▸ CHALLENGE:
Copy every entry word for word. Skip the pictures.

▸ PROVIDED DATA:
* * * * * * *

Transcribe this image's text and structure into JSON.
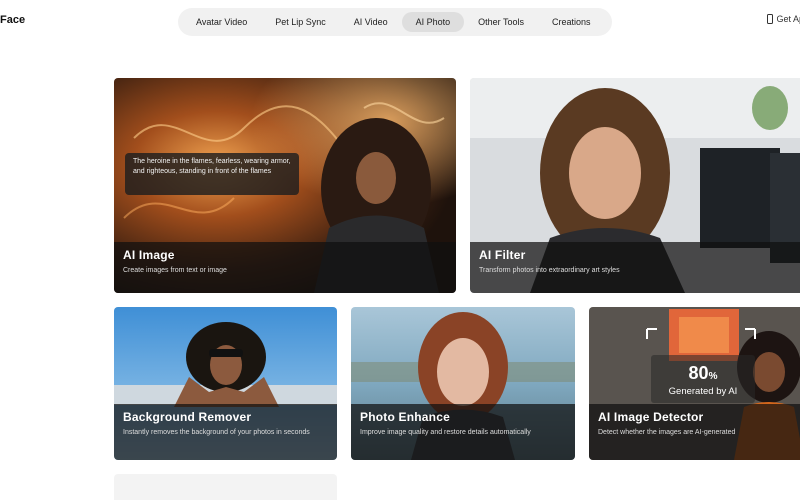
{
  "header": {
    "brand": "Face",
    "nav": [
      {
        "label": "Avatar Video",
        "active": false
      },
      {
        "label": "Pet Lip Sync",
        "active": false
      },
      {
        "label": "AI Video",
        "active": false
      },
      {
        "label": "AI Photo",
        "active": true
      },
      {
        "label": "Other Tools",
        "active": false
      },
      {
        "label": "Creations",
        "active": false
      }
    ],
    "get_app": "Get Ap",
    "get_app_icon": "phone-icon"
  },
  "cards": {
    "ai_image": {
      "title": "AI Image",
      "desc": "Create images from text or image",
      "prompt": "The heroine in the flames, fearless, wearing armor, and righteous, standing in front of the flames"
    },
    "ai_filter": {
      "title": "AI Filter",
      "desc": "Transform photos into extraordinary art styles"
    },
    "bg_remover": {
      "title": "Background Remover",
      "desc": "Instantly removes the background of your photos in seconds"
    },
    "photo_enhance": {
      "title": "Photo Enhance",
      "desc": "Improve image quality and restore details automatically"
    },
    "detector": {
      "title": "AI Image Detector",
      "desc": "Detect whether the images are AI-generated",
      "badge_value": "80",
      "badge_unit": "%",
      "badge_label": "Generated by AI"
    }
  },
  "colors": {
    "nav_bg": "#f1f1f1",
    "nav_active": "#dedede",
    "caption_bg": "#0f0f0f"
  }
}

* * * * * * *

▸ FINAL ANSWER:
Transcribe this image's text and structure into JSON.
{
  "header": {
    "brand": "Face",
    "nav": [
      {
        "label": "Avatar Video",
        "active": false
      },
      {
        "label": "Pet Lip Sync",
        "active": false
      },
      {
        "label": "AI Video",
        "active": false
      },
      {
        "label": "AI Photo",
        "active": true
      },
      {
        "label": "Other Tools",
        "active": false
      },
      {
        "label": "Creations",
        "active": false
      }
    ],
    "get_app": "Get Ap",
    "get_app_icon": "phone-icon"
  },
  "cards": {
    "ai_image": {
      "title": "AI Image",
      "desc": "Create images from text or image",
      "prompt": "The heroine in the flames, fearless, wearing armor, and righteous, standing in front of the flames"
    },
    "ai_filter": {
      "title": "AI Filter",
      "desc": "Transform photos into extraordinary art styles"
    },
    "bg_remover": {
      "title": "Background Remover",
      "desc": "Instantly removes the background of your photos in seconds"
    },
    "photo_enhance": {
      "title": "Photo Enhance",
      "desc": "Improve image quality and restore details automatically"
    },
    "detector": {
      "title": "AI Image Detector",
      "desc": "Detect whether the images are AI-generated",
      "badge_value": "80",
      "badge_unit": "%",
      "badge_label": "Generated by AI"
    }
  },
  "colors": {
    "nav_bg": "#f1f1f1",
    "nav_active": "#dedede",
    "caption_bg": "#0f0f0f"
  }
}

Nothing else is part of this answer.